(Written instruction) Take the entries below and print all of them exactly, please.

━━━━━ Material to process

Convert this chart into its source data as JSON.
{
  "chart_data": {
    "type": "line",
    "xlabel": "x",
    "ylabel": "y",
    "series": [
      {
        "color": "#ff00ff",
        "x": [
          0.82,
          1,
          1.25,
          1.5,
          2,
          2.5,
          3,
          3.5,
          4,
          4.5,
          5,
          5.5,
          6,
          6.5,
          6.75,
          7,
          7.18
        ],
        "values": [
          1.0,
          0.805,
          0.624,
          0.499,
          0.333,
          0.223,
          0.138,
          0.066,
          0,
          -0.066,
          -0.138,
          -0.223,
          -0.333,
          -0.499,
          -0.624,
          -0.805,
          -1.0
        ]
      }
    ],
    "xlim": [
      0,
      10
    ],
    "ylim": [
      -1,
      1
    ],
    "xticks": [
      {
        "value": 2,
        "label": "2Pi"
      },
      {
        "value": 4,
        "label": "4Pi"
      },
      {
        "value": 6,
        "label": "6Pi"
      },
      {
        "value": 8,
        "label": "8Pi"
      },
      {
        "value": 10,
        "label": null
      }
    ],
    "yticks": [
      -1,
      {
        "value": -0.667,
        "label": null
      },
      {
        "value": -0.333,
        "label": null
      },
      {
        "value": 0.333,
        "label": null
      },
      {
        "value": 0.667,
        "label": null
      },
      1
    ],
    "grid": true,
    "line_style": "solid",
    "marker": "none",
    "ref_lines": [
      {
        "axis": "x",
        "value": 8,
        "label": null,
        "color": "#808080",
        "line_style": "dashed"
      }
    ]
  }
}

━━━━━━━━━━

(Task solution)
Convert this chart into its source data as JSON.
{
  "chart_data": {
    "type": "line",
    "xlabel": "x",
    "ylabel": "y",
    "series": [
      {
        "color": "#ff00ff",
        "x": [
          0.82,
          1,
          1.25,
          1.5,
          2,
          2.5,
          3,
          3.5,
          4,
          4.5,
          5,
          5.5,
          6,
          6.5,
          6.75,
          7,
          7.18
        ],
        "values": [
          1.0,
          0.805,
          0.624,
          0.499,
          0.333,
          0.223,
          0.138,
          0.066,
          0,
          -0.066,
          -0.138,
          -0.223,
          -0.333,
          -0.499,
          -0.624,
          -0.805,
          -1.0
        ]
      }
    ],
    "xlim": [
      0,
      10
    ],
    "ylim": [
      -1,
      1
    ],
    "xticks": [
      {
        "value": 2,
        "label": "2Pi"
      },
      {
        "value": 4,
        "label": "4Pi"
      },
      {
        "value": 6,
        "label": "6Pi"
      },
      {
        "value": 8,
        "label": "8Pi"
      },
      {
        "value": 10,
        "label": null
      }
    ],
    "yticks": [
      -1,
      {
        "value": -0.667,
        "label": null
      },
      {
        "value": -0.333,
        "label": null
      },
      {
        "value": 0.333,
        "label": null
      },
      {
        "value": 0.667,
        "label": null
      },
      1
    ],
    "grid": true,
    "line_style": "solid",
    "marker": "none",
    "ref_lines": [
      {
        "axis": "x",
        "value": 8,
        "label": null,
        "color": "#808080",
        "line_style": "dashed"
      }
    ]
  }
}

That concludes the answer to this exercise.